*Written request*
Which lines hold the word "Inflorescence"? Copy each of them from the material.

++++++++++++++++++++

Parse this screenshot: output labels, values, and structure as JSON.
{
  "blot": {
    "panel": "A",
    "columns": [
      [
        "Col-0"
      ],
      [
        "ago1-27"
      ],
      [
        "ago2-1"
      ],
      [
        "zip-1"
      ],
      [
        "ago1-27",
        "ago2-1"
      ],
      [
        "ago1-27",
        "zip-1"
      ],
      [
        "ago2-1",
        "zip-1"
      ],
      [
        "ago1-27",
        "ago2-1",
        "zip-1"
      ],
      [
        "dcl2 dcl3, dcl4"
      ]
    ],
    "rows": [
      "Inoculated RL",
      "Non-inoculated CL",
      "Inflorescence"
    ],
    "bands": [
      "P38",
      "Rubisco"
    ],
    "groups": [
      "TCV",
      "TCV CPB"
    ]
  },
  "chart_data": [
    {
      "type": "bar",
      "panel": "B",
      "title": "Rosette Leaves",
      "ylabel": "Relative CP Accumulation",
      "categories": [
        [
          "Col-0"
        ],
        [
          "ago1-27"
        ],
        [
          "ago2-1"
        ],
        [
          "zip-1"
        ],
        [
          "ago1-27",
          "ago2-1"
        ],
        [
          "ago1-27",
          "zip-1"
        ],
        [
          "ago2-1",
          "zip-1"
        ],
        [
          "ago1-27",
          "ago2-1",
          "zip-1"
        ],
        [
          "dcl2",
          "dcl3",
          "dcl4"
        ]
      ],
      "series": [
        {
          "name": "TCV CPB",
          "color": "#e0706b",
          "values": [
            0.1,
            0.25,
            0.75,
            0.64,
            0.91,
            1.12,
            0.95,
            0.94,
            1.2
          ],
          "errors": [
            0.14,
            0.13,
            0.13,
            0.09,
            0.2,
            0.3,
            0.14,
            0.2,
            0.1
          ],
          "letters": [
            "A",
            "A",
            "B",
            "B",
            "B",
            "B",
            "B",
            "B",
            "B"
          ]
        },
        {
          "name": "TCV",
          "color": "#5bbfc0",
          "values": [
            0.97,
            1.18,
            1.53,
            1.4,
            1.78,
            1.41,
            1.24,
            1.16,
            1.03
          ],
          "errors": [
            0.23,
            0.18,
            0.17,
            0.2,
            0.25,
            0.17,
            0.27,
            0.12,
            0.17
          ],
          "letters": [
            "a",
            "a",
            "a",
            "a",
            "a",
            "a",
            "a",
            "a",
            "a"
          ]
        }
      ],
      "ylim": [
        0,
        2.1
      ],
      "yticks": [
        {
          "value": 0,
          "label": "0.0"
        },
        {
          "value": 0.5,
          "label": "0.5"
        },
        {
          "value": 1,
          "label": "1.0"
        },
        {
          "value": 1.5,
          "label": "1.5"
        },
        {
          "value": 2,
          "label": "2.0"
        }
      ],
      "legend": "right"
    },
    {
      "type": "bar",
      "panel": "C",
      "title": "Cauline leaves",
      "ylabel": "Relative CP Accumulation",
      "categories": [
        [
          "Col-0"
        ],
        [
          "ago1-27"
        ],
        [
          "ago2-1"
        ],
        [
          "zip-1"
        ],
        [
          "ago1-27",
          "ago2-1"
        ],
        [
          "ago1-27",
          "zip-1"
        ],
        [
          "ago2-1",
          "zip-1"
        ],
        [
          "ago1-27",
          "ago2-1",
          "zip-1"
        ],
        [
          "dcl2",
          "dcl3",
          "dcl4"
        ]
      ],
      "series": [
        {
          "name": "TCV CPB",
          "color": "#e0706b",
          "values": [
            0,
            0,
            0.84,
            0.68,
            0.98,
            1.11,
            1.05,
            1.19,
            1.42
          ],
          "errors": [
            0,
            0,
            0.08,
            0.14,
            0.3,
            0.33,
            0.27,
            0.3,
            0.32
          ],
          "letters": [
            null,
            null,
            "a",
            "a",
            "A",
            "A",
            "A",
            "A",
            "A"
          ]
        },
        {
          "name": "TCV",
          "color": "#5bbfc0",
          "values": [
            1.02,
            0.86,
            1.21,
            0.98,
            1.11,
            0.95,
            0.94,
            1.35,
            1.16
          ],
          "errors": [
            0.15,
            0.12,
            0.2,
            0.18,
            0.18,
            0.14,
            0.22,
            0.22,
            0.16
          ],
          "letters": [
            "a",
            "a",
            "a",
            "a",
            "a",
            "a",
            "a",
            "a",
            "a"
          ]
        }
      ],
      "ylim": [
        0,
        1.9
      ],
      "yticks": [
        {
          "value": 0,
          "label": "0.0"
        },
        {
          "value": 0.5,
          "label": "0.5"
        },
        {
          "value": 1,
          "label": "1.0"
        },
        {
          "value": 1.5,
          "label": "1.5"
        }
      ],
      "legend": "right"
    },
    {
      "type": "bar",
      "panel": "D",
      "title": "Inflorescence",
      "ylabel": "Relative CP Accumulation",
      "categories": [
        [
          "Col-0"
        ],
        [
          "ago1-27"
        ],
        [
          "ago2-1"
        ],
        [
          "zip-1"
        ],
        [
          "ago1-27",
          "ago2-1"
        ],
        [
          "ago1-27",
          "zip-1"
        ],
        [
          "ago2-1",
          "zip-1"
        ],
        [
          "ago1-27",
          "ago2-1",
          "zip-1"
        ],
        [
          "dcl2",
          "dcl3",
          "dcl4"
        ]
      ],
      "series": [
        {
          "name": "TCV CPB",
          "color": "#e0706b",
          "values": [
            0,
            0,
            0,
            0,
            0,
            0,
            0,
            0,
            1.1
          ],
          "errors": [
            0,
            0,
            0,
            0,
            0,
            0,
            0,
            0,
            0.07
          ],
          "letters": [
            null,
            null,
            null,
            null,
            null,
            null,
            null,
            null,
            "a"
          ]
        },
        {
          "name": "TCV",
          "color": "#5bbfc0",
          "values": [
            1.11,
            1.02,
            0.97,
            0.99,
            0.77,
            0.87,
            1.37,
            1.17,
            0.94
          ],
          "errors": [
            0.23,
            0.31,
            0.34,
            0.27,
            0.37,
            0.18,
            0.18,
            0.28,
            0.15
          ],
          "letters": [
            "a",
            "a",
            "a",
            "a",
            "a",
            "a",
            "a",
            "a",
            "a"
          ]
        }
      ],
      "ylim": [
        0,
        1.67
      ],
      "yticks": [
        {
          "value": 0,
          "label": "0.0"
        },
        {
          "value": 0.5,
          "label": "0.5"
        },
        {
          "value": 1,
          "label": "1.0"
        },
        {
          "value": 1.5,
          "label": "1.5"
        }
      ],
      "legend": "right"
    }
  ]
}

++++++++++++++++++++

*Solution to this problem*
      "Inflorescence"
      "title": "Inflorescence",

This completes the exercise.